> Dataset items
+===+

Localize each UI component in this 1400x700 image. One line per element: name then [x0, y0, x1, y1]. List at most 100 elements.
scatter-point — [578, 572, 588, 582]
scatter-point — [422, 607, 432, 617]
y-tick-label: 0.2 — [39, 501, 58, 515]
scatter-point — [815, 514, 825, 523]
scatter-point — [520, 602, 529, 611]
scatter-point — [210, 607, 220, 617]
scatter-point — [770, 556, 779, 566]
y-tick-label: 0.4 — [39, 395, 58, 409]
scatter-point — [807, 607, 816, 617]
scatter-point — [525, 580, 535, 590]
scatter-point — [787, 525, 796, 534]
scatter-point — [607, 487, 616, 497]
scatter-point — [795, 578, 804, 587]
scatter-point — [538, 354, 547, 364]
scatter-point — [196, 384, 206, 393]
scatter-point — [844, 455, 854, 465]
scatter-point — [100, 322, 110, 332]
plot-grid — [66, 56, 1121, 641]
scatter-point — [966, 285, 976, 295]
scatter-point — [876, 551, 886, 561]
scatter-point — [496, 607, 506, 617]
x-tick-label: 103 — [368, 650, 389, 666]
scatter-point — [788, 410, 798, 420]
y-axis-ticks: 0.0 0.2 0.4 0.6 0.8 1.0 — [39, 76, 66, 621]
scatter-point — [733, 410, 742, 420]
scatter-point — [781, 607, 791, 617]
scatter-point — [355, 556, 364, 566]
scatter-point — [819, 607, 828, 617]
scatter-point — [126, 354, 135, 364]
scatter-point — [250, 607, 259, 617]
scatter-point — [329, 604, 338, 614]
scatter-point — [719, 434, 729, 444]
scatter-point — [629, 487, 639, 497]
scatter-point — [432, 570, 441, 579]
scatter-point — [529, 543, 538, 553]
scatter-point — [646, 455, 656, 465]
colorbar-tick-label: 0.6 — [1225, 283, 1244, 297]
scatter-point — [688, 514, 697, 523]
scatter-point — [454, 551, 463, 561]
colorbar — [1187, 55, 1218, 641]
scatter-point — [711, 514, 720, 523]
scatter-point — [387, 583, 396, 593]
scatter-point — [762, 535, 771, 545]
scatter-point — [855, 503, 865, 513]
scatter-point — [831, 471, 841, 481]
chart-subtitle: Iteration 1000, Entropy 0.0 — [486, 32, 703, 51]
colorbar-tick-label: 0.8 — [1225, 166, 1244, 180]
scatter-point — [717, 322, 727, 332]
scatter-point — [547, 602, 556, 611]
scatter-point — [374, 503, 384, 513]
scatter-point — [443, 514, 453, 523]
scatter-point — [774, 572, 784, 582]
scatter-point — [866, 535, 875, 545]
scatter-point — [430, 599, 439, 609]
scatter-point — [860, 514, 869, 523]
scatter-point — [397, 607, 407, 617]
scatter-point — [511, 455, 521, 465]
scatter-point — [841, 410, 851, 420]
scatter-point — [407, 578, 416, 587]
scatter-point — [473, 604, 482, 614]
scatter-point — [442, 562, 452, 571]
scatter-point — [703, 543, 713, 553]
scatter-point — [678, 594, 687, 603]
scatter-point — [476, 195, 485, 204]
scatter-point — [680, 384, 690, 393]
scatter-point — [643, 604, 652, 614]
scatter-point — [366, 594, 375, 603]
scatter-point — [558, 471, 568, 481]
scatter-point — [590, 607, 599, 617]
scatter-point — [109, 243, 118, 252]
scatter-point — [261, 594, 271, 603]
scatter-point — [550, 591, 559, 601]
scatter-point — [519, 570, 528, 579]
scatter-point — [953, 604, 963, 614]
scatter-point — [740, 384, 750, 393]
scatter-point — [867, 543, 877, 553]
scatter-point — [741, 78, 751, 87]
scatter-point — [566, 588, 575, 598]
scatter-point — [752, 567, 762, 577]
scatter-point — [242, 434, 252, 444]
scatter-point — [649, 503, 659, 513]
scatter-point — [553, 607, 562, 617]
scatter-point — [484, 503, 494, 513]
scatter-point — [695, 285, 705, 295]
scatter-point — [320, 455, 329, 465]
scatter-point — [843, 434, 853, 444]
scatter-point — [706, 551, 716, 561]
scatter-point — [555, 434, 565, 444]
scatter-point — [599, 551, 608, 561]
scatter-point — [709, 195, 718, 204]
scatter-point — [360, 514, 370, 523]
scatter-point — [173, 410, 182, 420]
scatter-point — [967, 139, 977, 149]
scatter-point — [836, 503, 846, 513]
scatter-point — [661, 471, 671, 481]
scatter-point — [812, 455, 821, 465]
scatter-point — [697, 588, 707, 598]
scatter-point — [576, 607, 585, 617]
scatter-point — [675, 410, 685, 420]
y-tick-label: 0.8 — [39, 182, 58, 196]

+===+

> Short exercise
Repeat every line above word for word, without changing anything.

> Written answer
Localize each UI component in this 1400x700 image. One line per element: name then [x0, y0, x1, y1]. List at most 100 elements.
scatter-point — [578, 572, 588, 582]
scatter-point — [422, 607, 432, 617]
y-tick-label: 0.2 — [39, 501, 58, 515]
scatter-point — [815, 514, 825, 523]
scatter-point — [520, 602, 529, 611]
scatter-point — [210, 607, 220, 617]
scatter-point — [770, 556, 779, 566]
y-tick-label: 0.4 — [39, 395, 58, 409]
scatter-point — [807, 607, 816, 617]
scatter-point — [525, 580, 535, 590]
scatter-point — [787, 525, 796, 534]
scatter-point — [607, 487, 616, 497]
scatter-point — [795, 578, 804, 587]
scatter-point — [538, 354, 547, 364]
scatter-point — [196, 384, 206, 393]
scatter-point — [844, 455, 854, 465]
scatter-point — [100, 322, 110, 332]
plot-grid — [66, 56, 1121, 641]
scatter-point — [966, 285, 976, 295]
scatter-point — [876, 551, 886, 561]
scatter-point — [496, 607, 506, 617]
x-tick-label: 103 — [368, 650, 389, 666]
scatter-point — [788, 410, 798, 420]
y-axis-ticks: 0.0 0.2 0.4 0.6 0.8 1.0 — [39, 76, 66, 621]
scatter-point — [733, 410, 742, 420]
scatter-point — [781, 607, 791, 617]
scatter-point — [355, 556, 364, 566]
scatter-point — [819, 607, 828, 617]
scatter-point — [126, 354, 135, 364]
scatter-point — [250, 607, 259, 617]
scatter-point — [329, 604, 338, 614]
scatter-point — [719, 434, 729, 444]
scatter-point — [629, 487, 639, 497]
scatter-point — [432, 570, 441, 579]
scatter-point — [529, 543, 538, 553]
scatter-point — [646, 455, 656, 465]
colorbar-tick-label: 0.6 — [1225, 283, 1244, 297]
scatter-point — [688, 514, 697, 523]
scatter-point — [454, 551, 463, 561]
colorbar — [1187, 55, 1218, 641]
scatter-point — [711, 514, 720, 523]
scatter-point — [387, 583, 396, 593]
scatter-point — [762, 535, 771, 545]
scatter-point — [855, 503, 865, 513]
scatter-point — [831, 471, 841, 481]
chart-subtitle: Iteration 1000, Entropy 0.0 — [486, 32, 703, 51]
colorbar-tick-label: 0.8 — [1225, 166, 1244, 180]
scatter-point — [717, 322, 727, 332]
scatter-point — [547, 602, 556, 611]
scatter-point — [374, 503, 384, 513]
scatter-point — [443, 514, 453, 523]
scatter-point — [774, 572, 784, 582]
scatter-point — [866, 535, 875, 545]
scatter-point — [430, 599, 439, 609]
scatter-point — [860, 514, 869, 523]
scatter-point — [397, 607, 407, 617]
scatter-point — [511, 455, 521, 465]
scatter-point — [841, 410, 851, 420]
scatter-point — [407, 578, 416, 587]
scatter-point — [473, 604, 482, 614]
scatter-point — [442, 562, 452, 571]
scatter-point — [703, 543, 713, 553]
scatter-point — [678, 594, 687, 603]
scatter-point — [476, 195, 485, 204]
scatter-point — [680, 384, 690, 393]
scatter-point — [643, 604, 652, 614]
scatter-point — [366, 594, 375, 603]
scatter-point — [558, 471, 568, 481]
scatter-point — [590, 607, 599, 617]
scatter-point — [109, 243, 118, 252]
scatter-point — [261, 594, 271, 603]
scatter-point — [550, 591, 559, 601]
scatter-point — [519, 570, 528, 579]
scatter-point — [953, 604, 963, 614]
scatter-point — [740, 384, 750, 393]
scatter-point — [867, 543, 877, 553]
scatter-point — [741, 78, 751, 87]
scatter-point — [566, 588, 575, 598]
scatter-point — [752, 567, 762, 577]
scatter-point — [242, 434, 252, 444]
scatter-point — [649, 503, 659, 513]
scatter-point — [553, 607, 562, 617]
scatter-point — [484, 503, 494, 513]
scatter-point — [695, 285, 705, 295]
scatter-point — [320, 455, 329, 465]
scatter-point — [843, 434, 853, 444]
scatter-point — [706, 551, 716, 561]
scatter-point — [555, 434, 565, 444]
scatter-point — [599, 551, 608, 561]
scatter-point — [709, 195, 718, 204]
scatter-point — [360, 514, 370, 523]
scatter-point — [173, 410, 182, 420]
scatter-point — [967, 139, 977, 149]
scatter-point — [836, 503, 846, 513]
scatter-point — [661, 471, 671, 481]
scatter-point — [812, 455, 821, 465]
scatter-point — [697, 588, 707, 598]
scatter-point — [576, 607, 585, 617]
scatter-point — [675, 410, 685, 420]
y-tick-label: 0.8 — [39, 182, 58, 196]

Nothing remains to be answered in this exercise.